# What you have to do
Take the entries below and print all of them exactly, please.

-*-

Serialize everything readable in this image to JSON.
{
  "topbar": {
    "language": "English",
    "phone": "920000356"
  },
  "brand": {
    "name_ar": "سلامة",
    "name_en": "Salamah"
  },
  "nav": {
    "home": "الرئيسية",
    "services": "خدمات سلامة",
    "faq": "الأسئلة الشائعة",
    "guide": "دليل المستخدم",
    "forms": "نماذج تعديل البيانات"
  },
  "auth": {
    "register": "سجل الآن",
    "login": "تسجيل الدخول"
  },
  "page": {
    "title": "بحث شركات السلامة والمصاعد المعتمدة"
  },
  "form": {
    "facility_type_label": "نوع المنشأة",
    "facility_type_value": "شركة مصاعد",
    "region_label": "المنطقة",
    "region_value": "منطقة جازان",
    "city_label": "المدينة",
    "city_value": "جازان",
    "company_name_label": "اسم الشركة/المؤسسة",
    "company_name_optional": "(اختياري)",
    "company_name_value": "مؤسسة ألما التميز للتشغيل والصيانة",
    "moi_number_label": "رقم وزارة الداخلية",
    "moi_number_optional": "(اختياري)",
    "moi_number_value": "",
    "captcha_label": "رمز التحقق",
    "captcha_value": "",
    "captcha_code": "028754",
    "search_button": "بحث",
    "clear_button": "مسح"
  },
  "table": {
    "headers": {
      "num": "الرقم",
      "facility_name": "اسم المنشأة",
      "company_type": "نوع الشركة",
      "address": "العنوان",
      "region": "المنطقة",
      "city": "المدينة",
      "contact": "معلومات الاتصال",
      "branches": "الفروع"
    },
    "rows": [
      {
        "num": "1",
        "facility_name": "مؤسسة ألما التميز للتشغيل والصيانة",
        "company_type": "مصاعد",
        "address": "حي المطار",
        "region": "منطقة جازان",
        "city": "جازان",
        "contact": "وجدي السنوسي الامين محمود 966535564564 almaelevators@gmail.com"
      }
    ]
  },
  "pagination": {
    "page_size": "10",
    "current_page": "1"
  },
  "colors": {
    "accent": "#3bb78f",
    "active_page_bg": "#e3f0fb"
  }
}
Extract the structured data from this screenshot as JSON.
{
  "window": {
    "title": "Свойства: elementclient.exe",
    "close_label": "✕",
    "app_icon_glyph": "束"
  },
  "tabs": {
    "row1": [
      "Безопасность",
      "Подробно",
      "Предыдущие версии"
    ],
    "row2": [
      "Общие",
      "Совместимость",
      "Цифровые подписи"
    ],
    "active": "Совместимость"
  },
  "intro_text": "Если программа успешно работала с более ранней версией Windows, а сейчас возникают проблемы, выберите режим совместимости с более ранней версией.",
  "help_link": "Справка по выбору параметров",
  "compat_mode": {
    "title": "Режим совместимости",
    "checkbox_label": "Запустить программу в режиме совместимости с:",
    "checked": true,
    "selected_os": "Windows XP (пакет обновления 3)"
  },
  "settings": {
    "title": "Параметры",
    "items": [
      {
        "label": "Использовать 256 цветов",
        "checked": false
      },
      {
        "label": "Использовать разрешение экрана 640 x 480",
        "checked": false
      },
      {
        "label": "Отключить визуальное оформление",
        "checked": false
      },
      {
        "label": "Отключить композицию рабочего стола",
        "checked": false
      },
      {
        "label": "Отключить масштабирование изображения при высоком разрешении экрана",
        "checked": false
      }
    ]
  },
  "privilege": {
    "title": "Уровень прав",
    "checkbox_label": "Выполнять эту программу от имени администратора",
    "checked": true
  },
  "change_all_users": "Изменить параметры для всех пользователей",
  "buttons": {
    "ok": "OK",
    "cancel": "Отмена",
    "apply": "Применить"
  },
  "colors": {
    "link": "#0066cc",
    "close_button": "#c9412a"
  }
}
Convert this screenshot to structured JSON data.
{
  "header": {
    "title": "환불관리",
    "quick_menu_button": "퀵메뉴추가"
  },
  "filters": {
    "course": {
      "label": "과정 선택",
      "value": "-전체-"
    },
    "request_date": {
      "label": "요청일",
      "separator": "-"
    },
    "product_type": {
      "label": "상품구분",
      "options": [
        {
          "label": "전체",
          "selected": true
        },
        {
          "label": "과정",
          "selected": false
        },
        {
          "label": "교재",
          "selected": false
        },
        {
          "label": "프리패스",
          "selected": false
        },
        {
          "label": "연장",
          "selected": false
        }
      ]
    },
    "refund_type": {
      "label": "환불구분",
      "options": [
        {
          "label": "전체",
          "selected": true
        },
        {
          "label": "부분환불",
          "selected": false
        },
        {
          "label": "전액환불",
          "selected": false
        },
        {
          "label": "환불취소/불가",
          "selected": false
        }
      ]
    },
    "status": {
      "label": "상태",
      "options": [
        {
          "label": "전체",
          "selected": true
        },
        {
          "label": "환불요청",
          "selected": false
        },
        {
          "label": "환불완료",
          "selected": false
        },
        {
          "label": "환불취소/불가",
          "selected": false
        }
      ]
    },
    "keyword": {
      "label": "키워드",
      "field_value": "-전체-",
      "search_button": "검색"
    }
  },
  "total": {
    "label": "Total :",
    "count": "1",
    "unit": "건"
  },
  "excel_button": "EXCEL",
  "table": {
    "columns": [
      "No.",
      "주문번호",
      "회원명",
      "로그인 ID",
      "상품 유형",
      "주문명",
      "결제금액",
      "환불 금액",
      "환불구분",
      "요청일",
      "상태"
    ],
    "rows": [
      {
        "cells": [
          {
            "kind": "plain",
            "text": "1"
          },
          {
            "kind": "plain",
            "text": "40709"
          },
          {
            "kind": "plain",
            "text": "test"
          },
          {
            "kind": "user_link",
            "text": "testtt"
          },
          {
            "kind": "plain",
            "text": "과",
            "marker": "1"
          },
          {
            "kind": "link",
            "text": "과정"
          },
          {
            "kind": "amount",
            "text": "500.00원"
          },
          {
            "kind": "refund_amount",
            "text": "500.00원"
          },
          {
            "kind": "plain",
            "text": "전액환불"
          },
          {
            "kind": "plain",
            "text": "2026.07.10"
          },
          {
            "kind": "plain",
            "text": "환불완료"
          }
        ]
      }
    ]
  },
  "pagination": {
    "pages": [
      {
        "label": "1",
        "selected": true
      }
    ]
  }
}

-*-

# Complete response
Serialize everything readable in this image to JSON.
{
  "topbar": {
    "language": "English",
    "phone": "920000356"
  },
  "brand": {
    "name_ar": "سلامة",
    "name_en": "Salamah"
  },
  "nav": {
    "home": "الرئيسية",
    "services": "خدمات سلامة",
    "faq": "الأسئلة الشائعة",
    "guide": "دليل المستخدم",
    "forms": "نماذج تعديل البيانات"
  },
  "auth": {
    "register": "سجل الآن",
    "login": "تسجيل الدخول"
  },
  "page": {
    "title": "بحث شركات السلامة والمصاعد المعتمدة"
  },
  "form": {
    "facility_type_label": "نوع المنشأة",
    "facility_type_value": "شركة مصاعد",
    "region_label": "المنطقة",
    "region_value": "منطقة جازان",
    "city_label": "المدينة",
    "city_value": "جازان",
    "company_name_label": "اسم الشركة/المؤسسة",
    "company_name_optional": "(اختياري)",
    "company_name_value": "مؤسسة ألما التميز للتشغيل والصيانة",
    "moi_number_label": "رقم وزارة الداخلية",
    "moi_number_optional": "(اختياري)",
    "moi_number_value": "",
    "captcha_label": "رمز التحقق",
    "captcha_value": "",
    "captcha_code": "028754",
    "search_button": "بحث",
    "clear_button": "مسح"
  },
  "table": {
    "headers": {
      "num": "الرقم",
      "facility_name": "اسم المنشأة",
      "company_type": "نوع الشركة",
      "address": "العنوان",
      "region": "المنطقة",
      "city": "المدينة",
      "contact": "معلومات الاتصال",
      "branches": "الفروع"
    },
    "rows": [
      {
        "num": "1",
        "facility_name": "مؤسسة ألما التميز للتشغيل والصيانة",
        "company_type": "مصاعد",
        "address": "حي المطار",
        "region": "منطقة جازان",
        "city": "جازان",
        "contact": "وجدي السنوسي الامين محمود 966535564564 almaelevators@gmail.com"
      }
    ]
  },
  "pagination": {
    "page_size": "10",
    "current_page": "1"
  },
  "colors": {
    "accent": "#3bb78f",
    "active_page_bg": "#e3f0fb"
  }
}
Extract the structured data from this screenshot as JSON.
{
  "window": {
    "title": "Свойства: elementclient.exe",
    "close_label": "✕",
    "app_icon_glyph": "束"
  },
  "tabs": {
    "row1": [
      "Безопасность",
      "Подробно",
      "Предыдущие версии"
    ],
    "row2": [
      "Общие",
      "Совместимость",
      "Цифровые подписи"
    ],
    "active": "Совместимость"
  },
  "intro_text": "Если программа успешно работала с более ранней версией Windows, а сейчас возникают проблемы, выберите режим совместимости с более ранней версией.",
  "help_link": "Справка по выбору параметров",
  "compat_mode": {
    "title": "Режим совместимости",
    "checkbox_label": "Запустить программу в режиме совместимости с:",
    "checked": true,
    "selected_os": "Windows XP (пакет обновления 3)"
  },
  "settings": {
    "title": "Параметры",
    "items": [
      {
        "label": "Использовать 256 цветов",
        "checked": false
      },
      {
        "label": "Использовать разрешение экрана 640 x 480",
        "checked": false
      },
      {
        "label": "Отключить визуальное оформление",
        "checked": false
      },
      {
        "label": "Отключить композицию рабочего стола",
        "checked": false
      },
      {
        "label": "Отключить масштабирование изображения при высоком разрешении экрана",
        "checked": false
      }
    ]
  },
  "privilege": {
    "title": "Уровень прав",
    "checkbox_label": "Выполнять эту программу от имени администратора",
    "checked": true
  },
  "change_all_users": "Изменить параметры для всех пользователей",
  "buttons": {
    "ok": "OK",
    "cancel": "Отмена",
    "apply": "Применить"
  },
  "colors": {
    "link": "#0066cc",
    "close_button": "#c9412a"
  }
}
Convert this screenshot to structured JSON data.
{
  "header": {
    "title": "환불관리",
    "quick_menu_button": "퀵메뉴추가"
  },
  "filters": {
    "course": {
      "label": "과정 선택",
      "value": "-전체-"
    },
    "request_date": {
      "label": "요청일",
      "separator": "-"
    },
    "product_type": {
      "label": "상품구분",
      "options": [
        {
          "label": "전체",
          "selected": true
        },
        {
          "label": "과정",
          "selected": false
        },
        {
          "label": "교재",
          "selected": false
        },
        {
          "label": "프리패스",
          "selected": false
        },
        {
          "label": "연장",
          "selected": false
        }
      ]
    },
    "refund_type": {
      "label": "환불구분",
      "options": [
        {
          "label": "전체",
          "selected": true
        },
        {
          "label": "부분환불",
          "selected": false
        },
        {
          "label": "전액환불",
          "selected": false
        },
        {
          "label": "환불취소/불가",
          "selected": false
        }
      ]
    },
    "status": {
      "label": "상태",
      "options": [
        {
          "label": "전체",
          "selected": true
        },
        {
          "label": "환불요청",
          "selected": false
        },
        {
          "label": "환불완료",
          "selected": false
        },
        {
          "label": "환불취소/불가",
          "selected": false
        }
      ]
    },
    "keyword": {
      "label": "키워드",
      "field_value": "-전체-",
      "search_button": "검색"
    }
  },
  "total": {
    "label": "Total :",
    "count": "1",
    "unit": "건"
  },
  "excel_button": "EXCEL",
  "table": {
    "columns": [
      "No.",
      "주문번호",
      "회원명",
      "로그인 ID",
      "상품 유형",
      "주문명",
      "결제금액",
      "환불 금액",
      "환불구분",
      "요청일",
      "상태"
    ],
    "rows": [
      {
        "cells": [
          {
            "kind": "plain",
            "text": "1"
          },
          {
            "kind": "plain",
            "text": "40709"
          },
          {
            "kind": "plain",
            "text": "test"
          },
          {
            "kind": "user_link",
            "text": "testtt"
          },
          {
            "kind": "plain",
            "text": "과",
            "marker": "1"
          },
          {
            "kind": "link",
            "text": "과정"
          },
          {
            "kind": "amount",
            "text": "500.00원"
          },
          {
            "kind": "refund_amount",
            "text": "500.00원"
          },
          {
            "kind": "plain",
            "text": "전액환불"
          },
          {
            "kind": "plain",
            "text": "2026.07.10"
          },
          {
            "kind": "plain",
            "text": "환불완료"
          }
        ]
      }
    ]
  },
  "pagination": {
    "pages": [
      {
        "label": "1",
        "selected": true
      }
    ]
  }
}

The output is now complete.